WRITTEN TASK: Can you format every row below as a Markdown table with the columns n and Line, giving each row its number, skipping blank lines and leaving out the pictures?

INPUT MATERIAL:
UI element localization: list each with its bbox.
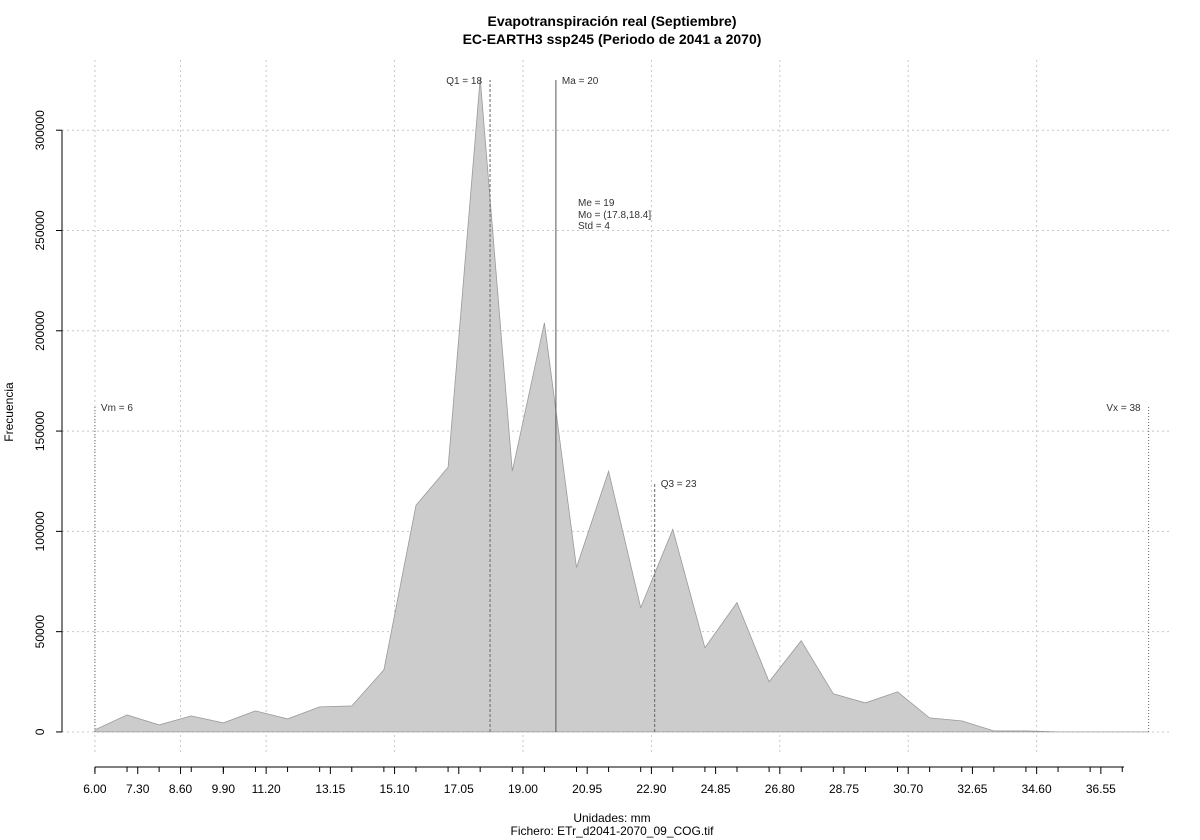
data-point [1122,731,1123,732]
x-tick-label: 11.20 [252,782,281,796]
x-tick-label: 19.00 [508,782,538,796]
data-point [512,471,513,472]
x-tick-label: 20.95 [572,782,602,796]
stat-mode: Mo = (17.8,18.4] [578,210,651,221]
data-point [255,710,256,711]
data-point [737,602,738,603]
data-point [1058,731,1059,732]
data-point [448,467,449,468]
file-caption: Fichero: ETr_d2041-2070_09_COG.tif [511,824,715,838]
y-axis-label: Frecuencia [2,382,16,442]
x-tick-label: 36.55 [1086,782,1116,796]
data-point [94,729,95,730]
x-tick-label: 24.85 [701,782,731,796]
frequency-area [94,78,1149,733]
x-tick-label: 7.30 [126,782,150,796]
data-point [191,715,192,716]
data-point [576,567,577,568]
x-tick-label: 17.05 [444,782,474,796]
stat-median: Me = 19 [578,198,615,209]
data-point [223,722,224,723]
reference-line-label: Q1 = 18 [446,76,482,87]
y-tick-label: 150000 [33,411,47,451]
reference-line-label: Q3 = 23 [661,479,697,490]
stat-std: Std = 4 [578,221,610,232]
data-point [801,640,802,641]
data-point [1025,730,1026,731]
y-tick-label: 300000 [33,110,47,150]
reference-line-label: Ma = 20 [562,76,599,87]
x-tick-label: 28.75 [829,782,859,796]
data-point [608,471,609,472]
reference-line-label: Vm = 6 [101,403,133,414]
x-tick-label: 22.90 [636,782,666,796]
x-tick-label: 30.70 [893,782,923,796]
x-axis-label: Unidades: mm [573,811,650,825]
y-tick-label: 200000 [33,310,47,350]
data-point [993,730,994,731]
data-point [319,706,320,707]
data-point [640,607,641,608]
frequency-area-polygon [94,78,1149,733]
data-point [544,322,545,323]
data-point [287,718,288,719]
x-tick-label: 32.65 [957,782,987,796]
x-tick-label: 6.00 [83,782,107,796]
x-tick-label: 8.60 [169,782,193,796]
data-point [415,505,416,506]
y-tick-label: 50000 [33,615,47,649]
y-tick-label: 100000 [33,511,47,551]
chart-title: Evapotranspiración real (Septiembre) [488,13,737,29]
data-point [769,681,770,682]
grid-lines [62,60,1170,752]
data-point [961,720,962,721]
data-point [897,691,898,692]
data-point [833,693,834,694]
data-point [383,669,384,670]
x-tick-label: 26.80 [765,782,795,796]
reference-line-label: Vx = 38 [1106,403,1141,414]
data-point [351,705,352,706]
data-point [127,714,128,715]
data-point [1090,731,1091,732]
axes: 0 50000 100000 150000 200000 250000 300000 6.00… [33,110,1124,796]
x-tick-label: 15.10 [380,782,410,796]
data-point [672,529,673,530]
data-point [865,702,866,703]
x-tick-label: 13.15 [315,782,345,796]
y-tick-label: 0 [33,728,47,735]
x-tick-label: 34.60 [1022,782,1052,796]
data-point [704,647,705,648]
reference-lines: Vm = 6 Q1 = 18 Ma = 20 Q3 = 23 Vx = 38 [94,76,1150,732]
x-tick-label: 9.90 [212,782,236,796]
y-tick-label: 250000 [33,210,47,250]
data-point [159,724,160,725]
chart-subtitle: EC-EARTH3 ssp245 (Periodo de 2041 a 2070… [463,31,762,47]
data-point [929,717,930,718]
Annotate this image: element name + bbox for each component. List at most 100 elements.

OUTPUT FOR THIS EXERCISE:
| n | Line |
|---|---|
| 1 | UI element localization: list each with its bbox. |
| 2 | data-point [1122,731,1123,732] |
| 3 | x-tick-label: 11.20 [252,782,281,796] |
| 4 | x-tick-label: 19.00 [508,782,538,796] |
| 5 | data-point [512,471,513,472] |
| 6 | x-tick-label: 20.95 [572,782,602,796] |
| 7 | stat-mode: Mo = (17.8,18.4] [578,210,651,221] |
| 8 | data-point [255,710,256,711] |
| 9 | data-point [737,602,738,603] |
| 10 | data-point [1058,731,1059,732] |
| 11 | data-point [448,467,449,468] |
| 12 | file-caption: Fichero: ETr_d2041-2070_09_COG.tif [511,824,715,838] |
| 13 | y-axis-label: Frecuencia [2,382,16,442] |
| 14 | x-tick-label: 36.55 [1086,782,1116,796] |
| 15 | data-point [94,729,95,730] |
| 16 | x-tick-label: 24.85 [701,782,731,796] |
| 17 | frequency-area [94,78,1149,733] |
| 18 | x-tick-label: 7.30 [126,782,150,796] |
| 19 | data-point [191,715,192,716] |
| 20 | data-point [576,567,577,568] |
| 21 | x-tick-label: 17.05 [444,782,474,796] |
| 22 | stat-median: Me = 19 [578,198,615,209] |
| 23 | data-point [223,722,224,723] |
| 24 | reference-line-label: Q1 = 18 [446,76,482,87] |
| 25 | y-tick-label: 150000 [33,411,47,451] |
| 26 | reference-line-label: Q3 = 23 [661,479,697,490] |
| 27 | stat-std: Std = 4 [578,221,610,232] |
| 28 | data-point [801,640,802,641] |
| 29 | data-point [1025,730,1026,731] |
| 30 | y-tick-label: 300000 [33,110,47,150] |
| 31 | reference-line-label: Ma = 20 [562,76,599,87] |
| 32 | x-tick-label: 28.75 [829,782,859,796] |
| 33 | data-point [608,471,609,472] |
| 34 | reference-line-label: Vm = 6 [101,403,133,414] |
| 35 | x-tick-label: 22.90 [636,782,666,796] |
| 36 | x-tick-label: 30.70 [893,782,923,796] |
| 37 | x-axis-label: Unidades: mm [573,811,650,825] |
| 38 | y-tick-label: 200000 [33,310,47,350] |
| 39 | data-point [993,730,994,731] |
| 40 | data-point [319,706,320,707] |
| 41 | data-point [640,607,641,608] |
| 42 | frequency-area-polygon [94,78,1149,733] |
| 43 | data-point [544,322,545,323] |
| 44 | data-point [287,718,288,719] |
| 45 | x-tick-label: 32.65 [957,782,987,796] |
| 46 | x-tick-label: 6.00 [83,782,107,796] |
| 47 | x-tick-label: 8.60 [169,782,193,796] |
| 48 | data-point [415,505,416,506] |
| 49 | y-tick-label: 50000 [33,615,47,649] |
| 50 | y-tick-label: 100000 [33,511,47,551] |
| 51 | chart-title: Evapotranspiración real (Septiembre) [488,13,737,29] |
| 52 | data-point [769,681,770,682] |
| 53 | grid-lines [62,60,1170,752] |
| 54 | data-point [961,720,962,721] |
| 55 | data-point [897,691,898,692] |
| 56 | data-point [833,693,834,694] |
| 57 | data-point [383,669,384,670] |
| 58 | x-tick-label: 26.80 [765,782,795,796] |
| 59 | reference-line-label: Vx = 38 [1106,403,1141,414] |
| 60 | data-point [351,705,352,706] |
| 61 | data-point [127,714,128,715] |
| 62 | data-point [1090,731,1091,732] |
| 63 | axes: 0 50000 100000 150000 200000 250000 300000 6.00… [33,110,1124,796] |
| 64 | x-tick-label: 15.10 [380,782,410,796] |
| 65 | data-point [672,529,673,530] |
| 66 | data-point [865,702,866,703] |
| 67 | x-tick-label: 13.15 [315,782,345,796] |
| 68 | y-tick-label: 0 [33,728,47,735] |
| 69 | x-tick-label: 34.60 [1022,782,1052,796] |
| 70 | data-point [704,647,705,648] |
| 71 | reference-lines: Vm = 6 Q1 = 18 Ma = 20 Q3 = 23 Vx = 38 [94,76,1150,732] |
| 72 | x-tick-label: 9.90 [212,782,236,796] |
| 73 | y-tick-label: 250000 [33,210,47,250] |
| 74 | data-point [159,724,160,725] |
| 75 | chart-subtitle: EC-EARTH3 ssp245 (Periodo de 2041 a 2070… [463,31,762,47] |
| 76 | data-point [929,717,930,718] |
| 77 | Annotate this image: element name + bbox for each component. List at most 100 elements. |